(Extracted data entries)

=-=-=-=-=

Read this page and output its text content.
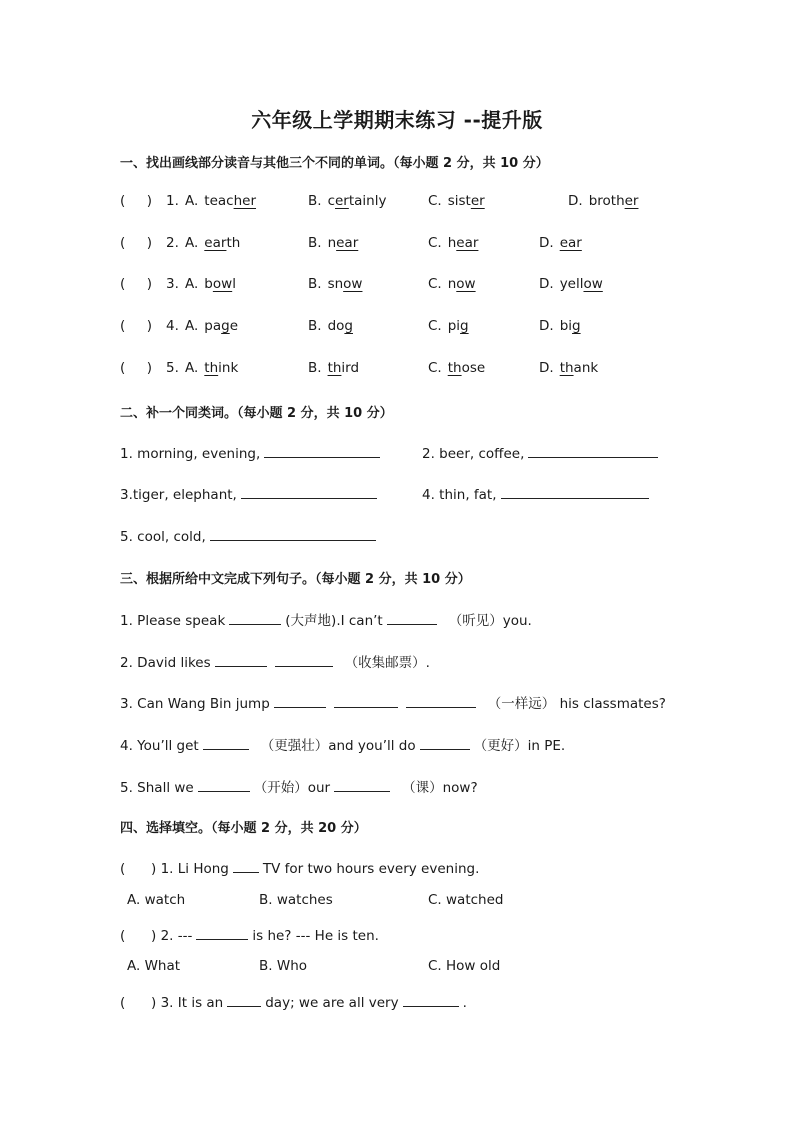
六年级上学期期末练习 --提升版
一、找出画线部分读音与其他三个不同的单词。（每小题 2 分，共 10 分）
(     ) 1. A. teacher	B. certainly	C. sister	D. brother
(     ) 2. A. earth	B. near	C. hear	D. ear
(     ) 3. A. bowl	B. snow	C. now	D. yellow
(     ) 4. A. page	B. dog	C. pig	D. big
(     ) 5. A. think	B. third	C. those	D. thank
二、补一个同类词。（每小题 2 分，共 10 分）
1. morning, evening,	2. beer, coffee,
3.tiger, elephant,	4. thin, fat,
5. cool, cold,
三、根据所给中文完成下列句子。（每小题 2 分，共 10 分）
1. Please speak	(大声地).I can’t	（听见）you.
2. David likes	（收集邮票）.
3. Can Wang Bin jump	（一样远） his classmates?
4. You’ll get	（更强壮）and you’ll do	（更好）in PE.
5. Shall we	（开始）our	（课）now?
四、选择填空。（每小题 2 分，共 20 分）
(      ) 1. Li Hong	TV for two hours every evening.
A. watch	B. watches	C. watched
(      ) 2. ---	is he? --- He is ten.
A. What	B. Who	C. How old
(      ) 3. It is an	day; we are all very	.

=-=-=-=-=

• WHAT THE TASK ASKS:
Quote each entry above verbatim and drop the pictures.

• CORRECT ANSWER:
Read this page and output its text content.
六年级上学期期末练习 --提升版
一、找出画线部分读音与其他三个不同的单词。（每小题 2 分，共 10 分）
(     ) 1. A. teacher	B. certainly	C. sister	D. brother
(     ) 2. A. earth	B. near	C. hear	D. ear
(     ) 3. A. bowl	B. snow	C. now	D. yellow
(     ) 4. A. page	B. dog	C. pig	D. big
(     ) 5. A. think	B. third	C. those	D. thank
二、补一个同类词。（每小题 2 分，共 10 分）
1. morning, evening,	2. beer, coffee,
3.tiger, elephant,	4. thin, fat,
5. cool, cold,
三、根据所给中文完成下列句子。（每小题 2 分，共 10 分）
1. Please speak	(大声地).I can’t	（听见）you.
2. David likes	（收集邮票）.
3. Can Wang Bin jump	（一样远） his classmates?
4. You’ll get	（更强壮）and you’ll do	（更好）in PE.
5. Shall we	（开始）our	（课）now?
四、选择填空。（每小题 2 分，共 20 分）
(      ) 1. Li Hong	TV for two hours every evening.
A. watch	B. watches	C. watched
(      ) 2. ---	is he? --- He is ten.
A. What	B. Who	C. How old
(      ) 3. It is an	day; we are all very	.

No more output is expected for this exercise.